■ **ENTRIES**:
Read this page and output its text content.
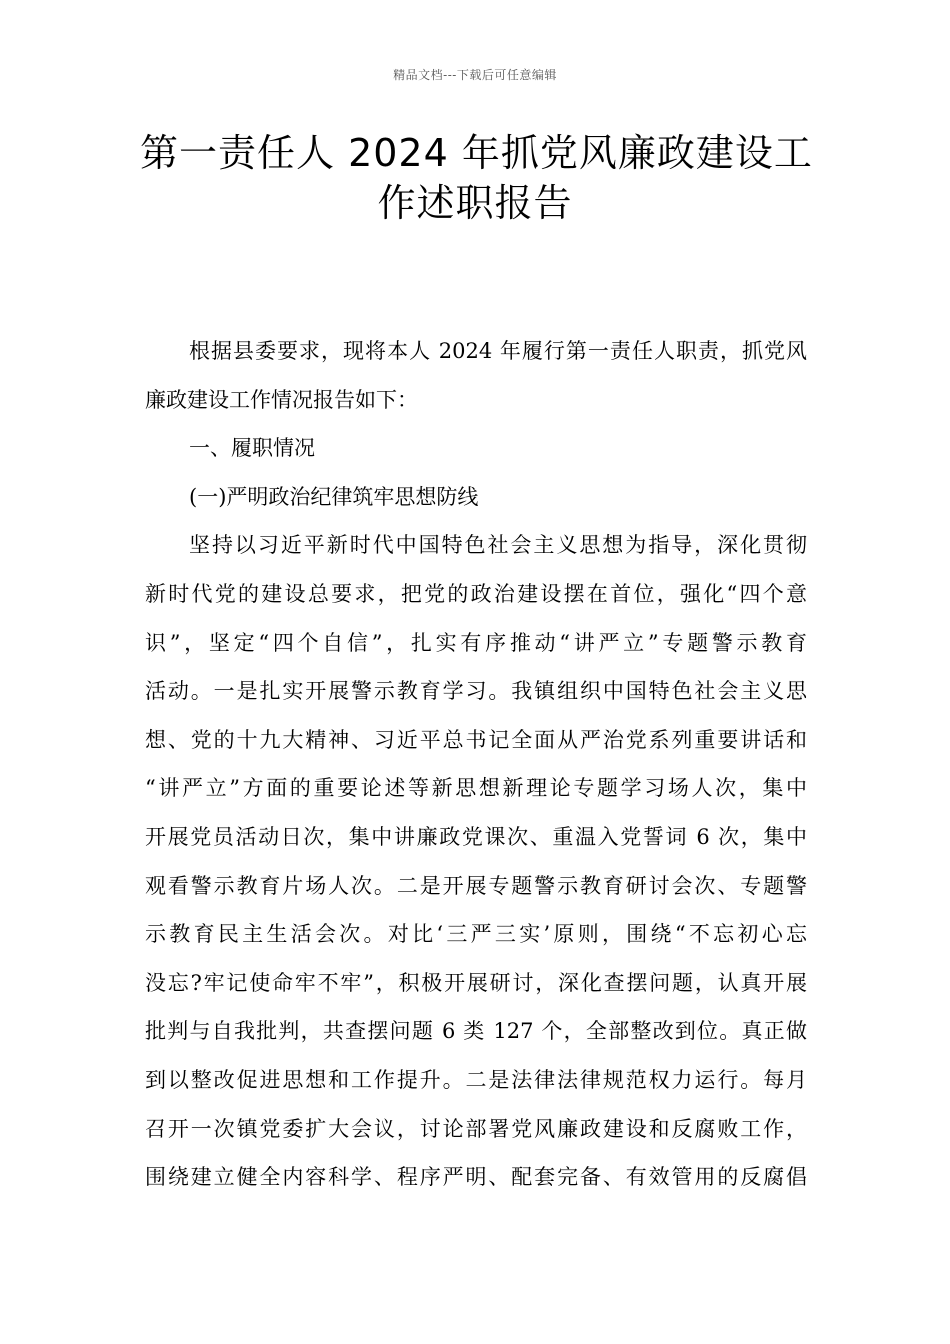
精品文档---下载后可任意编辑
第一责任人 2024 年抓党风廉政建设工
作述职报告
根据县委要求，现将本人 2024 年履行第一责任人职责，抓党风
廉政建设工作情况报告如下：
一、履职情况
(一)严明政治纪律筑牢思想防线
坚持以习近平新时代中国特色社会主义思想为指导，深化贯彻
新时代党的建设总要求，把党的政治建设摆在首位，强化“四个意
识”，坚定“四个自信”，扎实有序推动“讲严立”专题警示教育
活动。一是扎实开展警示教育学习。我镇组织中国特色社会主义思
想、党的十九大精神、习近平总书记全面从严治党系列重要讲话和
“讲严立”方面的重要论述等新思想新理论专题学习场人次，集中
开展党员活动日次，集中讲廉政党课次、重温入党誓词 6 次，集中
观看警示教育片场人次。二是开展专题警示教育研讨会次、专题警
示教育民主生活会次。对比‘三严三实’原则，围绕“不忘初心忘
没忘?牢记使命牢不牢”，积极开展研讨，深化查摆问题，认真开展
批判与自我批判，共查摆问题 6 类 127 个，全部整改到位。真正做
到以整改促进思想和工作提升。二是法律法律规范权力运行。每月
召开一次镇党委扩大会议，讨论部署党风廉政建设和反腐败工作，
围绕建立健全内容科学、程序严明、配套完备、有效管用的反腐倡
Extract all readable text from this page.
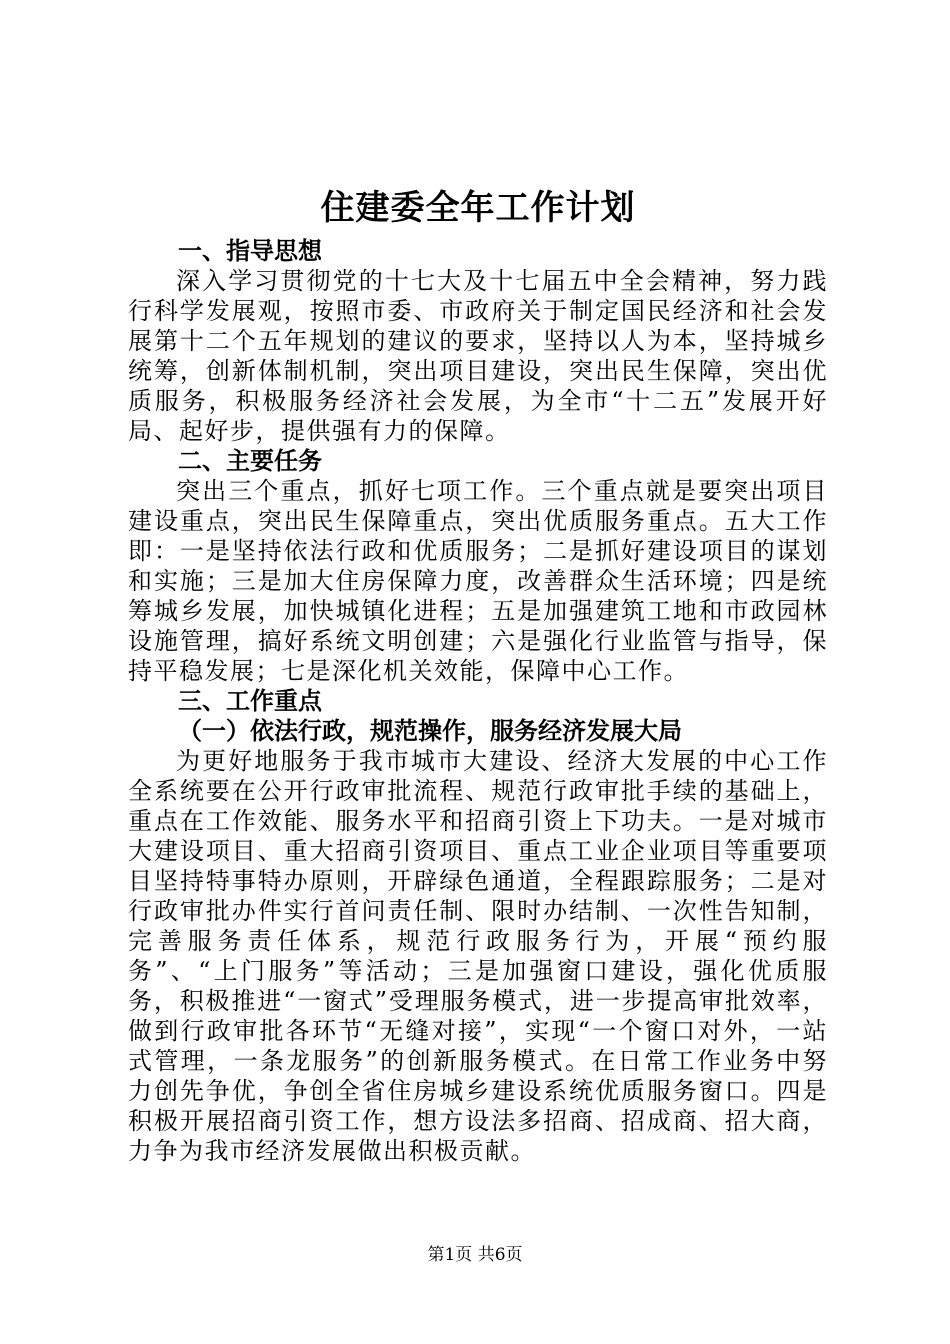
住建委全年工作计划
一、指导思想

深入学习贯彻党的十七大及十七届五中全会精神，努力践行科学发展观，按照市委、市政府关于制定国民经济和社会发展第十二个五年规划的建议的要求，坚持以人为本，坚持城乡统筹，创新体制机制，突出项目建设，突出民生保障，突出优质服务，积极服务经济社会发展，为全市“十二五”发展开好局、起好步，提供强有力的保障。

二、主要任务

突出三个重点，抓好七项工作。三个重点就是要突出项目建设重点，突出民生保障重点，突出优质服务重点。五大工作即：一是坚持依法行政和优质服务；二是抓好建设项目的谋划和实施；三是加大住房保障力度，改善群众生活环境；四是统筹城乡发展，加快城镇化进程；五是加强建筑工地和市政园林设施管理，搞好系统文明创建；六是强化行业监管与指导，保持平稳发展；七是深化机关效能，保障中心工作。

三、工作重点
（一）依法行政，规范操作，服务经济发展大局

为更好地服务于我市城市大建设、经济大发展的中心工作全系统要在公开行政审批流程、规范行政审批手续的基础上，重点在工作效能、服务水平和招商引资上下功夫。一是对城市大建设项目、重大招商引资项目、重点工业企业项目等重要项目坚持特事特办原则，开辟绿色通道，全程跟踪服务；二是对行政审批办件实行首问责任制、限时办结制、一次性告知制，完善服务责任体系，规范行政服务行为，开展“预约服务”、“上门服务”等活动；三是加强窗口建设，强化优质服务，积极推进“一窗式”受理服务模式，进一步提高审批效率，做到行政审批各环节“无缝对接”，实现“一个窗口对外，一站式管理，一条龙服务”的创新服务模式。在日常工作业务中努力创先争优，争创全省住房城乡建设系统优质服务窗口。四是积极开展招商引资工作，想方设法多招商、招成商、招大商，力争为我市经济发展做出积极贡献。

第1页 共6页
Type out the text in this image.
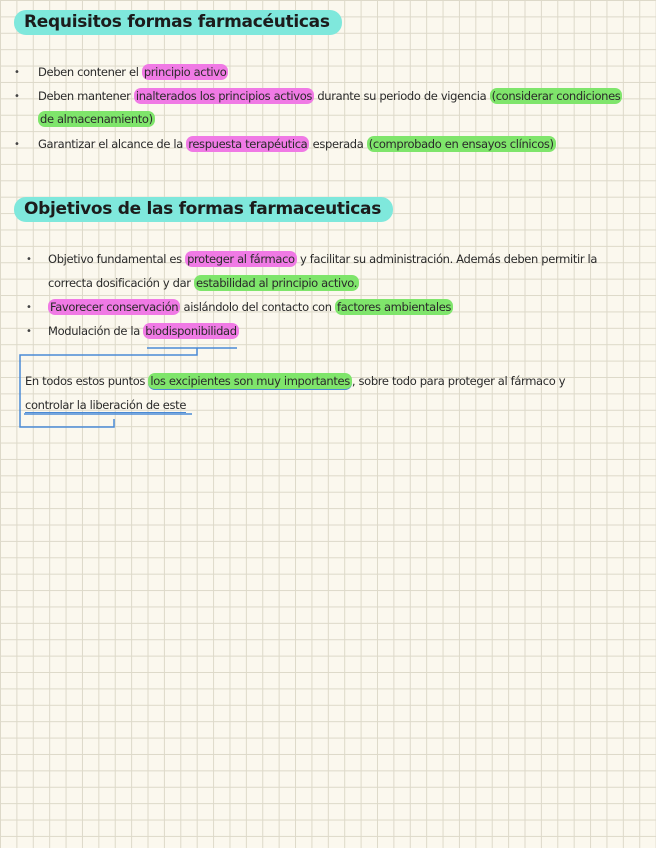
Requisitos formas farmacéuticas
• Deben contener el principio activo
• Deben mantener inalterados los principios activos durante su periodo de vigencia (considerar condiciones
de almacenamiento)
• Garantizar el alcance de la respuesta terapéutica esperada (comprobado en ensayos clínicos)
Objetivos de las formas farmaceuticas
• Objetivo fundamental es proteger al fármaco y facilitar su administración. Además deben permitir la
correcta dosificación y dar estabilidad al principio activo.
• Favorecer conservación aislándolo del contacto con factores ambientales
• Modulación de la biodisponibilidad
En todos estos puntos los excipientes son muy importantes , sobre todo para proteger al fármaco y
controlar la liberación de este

■ **OBJECTIVE**:
Going through the data above, count the lines where the string "this" appears, and answer with only that number.

■ **FULL RESPONSE**:
3